---------- Records for this exercise

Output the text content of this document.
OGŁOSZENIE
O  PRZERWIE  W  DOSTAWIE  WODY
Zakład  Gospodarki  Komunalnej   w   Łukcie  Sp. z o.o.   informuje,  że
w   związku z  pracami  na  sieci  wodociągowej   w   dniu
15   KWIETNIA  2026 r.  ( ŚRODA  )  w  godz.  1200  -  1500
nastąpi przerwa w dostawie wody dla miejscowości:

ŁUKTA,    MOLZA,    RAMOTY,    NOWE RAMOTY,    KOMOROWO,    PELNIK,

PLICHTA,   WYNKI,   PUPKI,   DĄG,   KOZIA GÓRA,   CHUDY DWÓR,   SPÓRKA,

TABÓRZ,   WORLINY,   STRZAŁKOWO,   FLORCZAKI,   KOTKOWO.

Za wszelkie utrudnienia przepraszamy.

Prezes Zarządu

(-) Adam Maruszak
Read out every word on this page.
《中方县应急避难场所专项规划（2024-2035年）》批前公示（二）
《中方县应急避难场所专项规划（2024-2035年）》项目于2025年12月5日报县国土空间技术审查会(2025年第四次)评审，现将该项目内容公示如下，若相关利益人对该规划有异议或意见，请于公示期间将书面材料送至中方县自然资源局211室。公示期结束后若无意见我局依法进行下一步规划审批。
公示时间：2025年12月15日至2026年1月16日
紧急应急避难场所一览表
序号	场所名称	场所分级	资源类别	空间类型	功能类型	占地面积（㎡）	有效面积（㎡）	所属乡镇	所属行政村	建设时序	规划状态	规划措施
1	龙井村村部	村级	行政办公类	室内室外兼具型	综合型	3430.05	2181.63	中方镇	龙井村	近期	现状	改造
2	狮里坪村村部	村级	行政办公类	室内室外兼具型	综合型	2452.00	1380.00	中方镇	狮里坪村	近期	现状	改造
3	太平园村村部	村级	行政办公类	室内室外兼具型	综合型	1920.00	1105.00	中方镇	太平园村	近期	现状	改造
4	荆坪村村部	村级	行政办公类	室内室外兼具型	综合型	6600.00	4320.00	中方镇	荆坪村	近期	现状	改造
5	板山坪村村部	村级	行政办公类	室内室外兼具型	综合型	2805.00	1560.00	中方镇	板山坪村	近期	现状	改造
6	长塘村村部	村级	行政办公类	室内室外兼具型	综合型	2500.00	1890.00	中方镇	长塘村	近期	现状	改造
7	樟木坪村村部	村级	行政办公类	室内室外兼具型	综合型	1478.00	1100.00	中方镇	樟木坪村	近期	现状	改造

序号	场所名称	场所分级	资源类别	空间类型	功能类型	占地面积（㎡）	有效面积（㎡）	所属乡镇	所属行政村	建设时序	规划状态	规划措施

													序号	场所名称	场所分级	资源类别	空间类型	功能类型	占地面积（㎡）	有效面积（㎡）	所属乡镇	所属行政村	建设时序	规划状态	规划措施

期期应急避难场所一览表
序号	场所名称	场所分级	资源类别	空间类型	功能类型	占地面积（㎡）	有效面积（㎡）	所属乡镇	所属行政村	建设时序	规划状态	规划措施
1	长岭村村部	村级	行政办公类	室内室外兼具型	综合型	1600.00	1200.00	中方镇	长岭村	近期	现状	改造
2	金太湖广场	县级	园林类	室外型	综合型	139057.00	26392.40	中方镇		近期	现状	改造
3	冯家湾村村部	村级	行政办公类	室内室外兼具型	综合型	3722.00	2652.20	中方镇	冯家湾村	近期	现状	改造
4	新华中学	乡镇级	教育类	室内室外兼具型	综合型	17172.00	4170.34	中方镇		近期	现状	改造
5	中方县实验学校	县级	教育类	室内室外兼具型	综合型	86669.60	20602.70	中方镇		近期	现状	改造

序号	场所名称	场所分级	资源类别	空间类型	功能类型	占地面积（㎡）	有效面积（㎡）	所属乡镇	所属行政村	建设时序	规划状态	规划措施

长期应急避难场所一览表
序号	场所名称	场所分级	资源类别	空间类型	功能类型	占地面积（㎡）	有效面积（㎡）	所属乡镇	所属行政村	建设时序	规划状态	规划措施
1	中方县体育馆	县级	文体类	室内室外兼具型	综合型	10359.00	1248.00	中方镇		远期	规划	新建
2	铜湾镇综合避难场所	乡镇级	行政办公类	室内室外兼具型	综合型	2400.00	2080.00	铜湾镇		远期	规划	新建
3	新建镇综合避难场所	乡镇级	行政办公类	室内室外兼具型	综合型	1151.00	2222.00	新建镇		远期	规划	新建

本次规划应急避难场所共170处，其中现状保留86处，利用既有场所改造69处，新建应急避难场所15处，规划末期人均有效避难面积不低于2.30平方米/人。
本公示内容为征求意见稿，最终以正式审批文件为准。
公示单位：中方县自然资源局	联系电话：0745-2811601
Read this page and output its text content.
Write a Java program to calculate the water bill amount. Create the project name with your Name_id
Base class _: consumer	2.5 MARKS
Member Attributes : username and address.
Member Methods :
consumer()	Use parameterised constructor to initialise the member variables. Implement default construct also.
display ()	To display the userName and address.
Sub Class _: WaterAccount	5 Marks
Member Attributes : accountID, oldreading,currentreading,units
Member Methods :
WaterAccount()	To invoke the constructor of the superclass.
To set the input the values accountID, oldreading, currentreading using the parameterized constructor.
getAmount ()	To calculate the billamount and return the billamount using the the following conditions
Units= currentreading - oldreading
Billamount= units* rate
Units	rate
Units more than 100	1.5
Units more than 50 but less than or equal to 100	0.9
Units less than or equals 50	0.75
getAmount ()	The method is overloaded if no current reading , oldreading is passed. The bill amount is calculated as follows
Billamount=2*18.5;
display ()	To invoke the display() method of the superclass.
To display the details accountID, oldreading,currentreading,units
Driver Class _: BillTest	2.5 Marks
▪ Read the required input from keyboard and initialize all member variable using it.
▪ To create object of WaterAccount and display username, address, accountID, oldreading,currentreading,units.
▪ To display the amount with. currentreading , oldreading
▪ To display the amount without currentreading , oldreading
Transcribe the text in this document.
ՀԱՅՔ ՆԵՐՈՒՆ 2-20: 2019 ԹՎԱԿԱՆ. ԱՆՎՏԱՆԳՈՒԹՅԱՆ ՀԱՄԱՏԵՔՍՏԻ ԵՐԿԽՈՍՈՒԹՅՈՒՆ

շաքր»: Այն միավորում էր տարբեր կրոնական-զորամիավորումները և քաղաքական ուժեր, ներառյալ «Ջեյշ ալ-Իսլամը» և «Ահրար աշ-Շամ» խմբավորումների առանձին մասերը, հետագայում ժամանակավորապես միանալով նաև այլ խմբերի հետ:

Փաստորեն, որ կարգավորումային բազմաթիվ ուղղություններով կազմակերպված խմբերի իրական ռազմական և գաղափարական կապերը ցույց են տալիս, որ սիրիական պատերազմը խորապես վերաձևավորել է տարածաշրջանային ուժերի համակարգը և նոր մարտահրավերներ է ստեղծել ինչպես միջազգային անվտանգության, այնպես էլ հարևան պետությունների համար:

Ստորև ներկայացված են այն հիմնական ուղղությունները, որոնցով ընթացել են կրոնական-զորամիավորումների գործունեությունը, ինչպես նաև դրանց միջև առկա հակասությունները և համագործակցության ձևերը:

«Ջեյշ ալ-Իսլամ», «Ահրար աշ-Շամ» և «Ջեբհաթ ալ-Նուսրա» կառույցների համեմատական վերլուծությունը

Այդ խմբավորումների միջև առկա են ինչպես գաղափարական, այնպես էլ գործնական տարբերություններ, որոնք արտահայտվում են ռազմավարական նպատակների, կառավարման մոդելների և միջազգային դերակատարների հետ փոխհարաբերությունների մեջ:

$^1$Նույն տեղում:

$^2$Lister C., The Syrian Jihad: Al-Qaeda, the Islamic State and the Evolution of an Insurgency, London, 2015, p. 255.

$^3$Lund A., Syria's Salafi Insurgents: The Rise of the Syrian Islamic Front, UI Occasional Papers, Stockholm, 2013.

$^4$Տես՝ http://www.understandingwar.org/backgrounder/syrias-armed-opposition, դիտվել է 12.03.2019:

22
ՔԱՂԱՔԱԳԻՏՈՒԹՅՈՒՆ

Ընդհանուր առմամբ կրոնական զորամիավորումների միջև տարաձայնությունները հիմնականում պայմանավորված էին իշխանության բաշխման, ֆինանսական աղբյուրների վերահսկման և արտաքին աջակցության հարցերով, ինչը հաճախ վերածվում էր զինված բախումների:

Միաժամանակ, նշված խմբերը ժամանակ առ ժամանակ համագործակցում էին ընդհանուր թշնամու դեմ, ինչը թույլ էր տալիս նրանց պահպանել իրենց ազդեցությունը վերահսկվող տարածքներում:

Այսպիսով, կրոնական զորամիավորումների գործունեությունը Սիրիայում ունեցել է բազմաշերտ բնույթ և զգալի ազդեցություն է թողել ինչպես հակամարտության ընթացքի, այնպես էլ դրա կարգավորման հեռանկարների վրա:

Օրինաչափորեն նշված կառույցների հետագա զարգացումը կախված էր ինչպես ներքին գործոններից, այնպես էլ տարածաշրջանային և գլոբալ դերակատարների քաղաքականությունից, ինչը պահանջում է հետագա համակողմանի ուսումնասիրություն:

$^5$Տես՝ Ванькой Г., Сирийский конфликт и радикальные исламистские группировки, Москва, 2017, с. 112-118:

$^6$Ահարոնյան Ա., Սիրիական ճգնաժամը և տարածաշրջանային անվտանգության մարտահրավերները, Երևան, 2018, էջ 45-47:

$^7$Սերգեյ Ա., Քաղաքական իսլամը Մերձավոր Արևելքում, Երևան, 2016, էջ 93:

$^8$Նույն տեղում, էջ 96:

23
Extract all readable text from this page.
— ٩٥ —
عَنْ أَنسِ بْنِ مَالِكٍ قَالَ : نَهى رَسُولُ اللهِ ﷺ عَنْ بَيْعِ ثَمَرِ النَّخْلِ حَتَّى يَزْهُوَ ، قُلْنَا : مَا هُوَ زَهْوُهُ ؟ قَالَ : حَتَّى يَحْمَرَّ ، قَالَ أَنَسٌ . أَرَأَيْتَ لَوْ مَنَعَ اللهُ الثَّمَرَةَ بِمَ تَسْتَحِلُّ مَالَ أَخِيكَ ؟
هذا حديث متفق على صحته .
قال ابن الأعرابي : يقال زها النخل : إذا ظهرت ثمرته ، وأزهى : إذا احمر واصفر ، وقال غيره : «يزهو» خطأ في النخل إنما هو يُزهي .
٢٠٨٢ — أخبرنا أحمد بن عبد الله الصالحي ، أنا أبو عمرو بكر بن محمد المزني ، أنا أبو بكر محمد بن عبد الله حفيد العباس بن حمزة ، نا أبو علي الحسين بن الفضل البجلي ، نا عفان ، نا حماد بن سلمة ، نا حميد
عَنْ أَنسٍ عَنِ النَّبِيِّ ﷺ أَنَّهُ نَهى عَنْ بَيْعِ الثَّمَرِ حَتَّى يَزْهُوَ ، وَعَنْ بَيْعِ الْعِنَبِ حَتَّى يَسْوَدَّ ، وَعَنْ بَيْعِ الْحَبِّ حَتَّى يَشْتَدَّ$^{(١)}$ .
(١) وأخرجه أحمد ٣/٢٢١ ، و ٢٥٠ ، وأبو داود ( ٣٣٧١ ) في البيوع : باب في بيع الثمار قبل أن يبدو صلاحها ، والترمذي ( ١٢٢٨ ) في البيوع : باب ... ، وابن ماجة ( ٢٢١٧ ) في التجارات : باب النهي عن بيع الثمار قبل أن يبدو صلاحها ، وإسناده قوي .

--------------------

What is the number of lines in the data that hold the string "text"? Answer with the number only.

4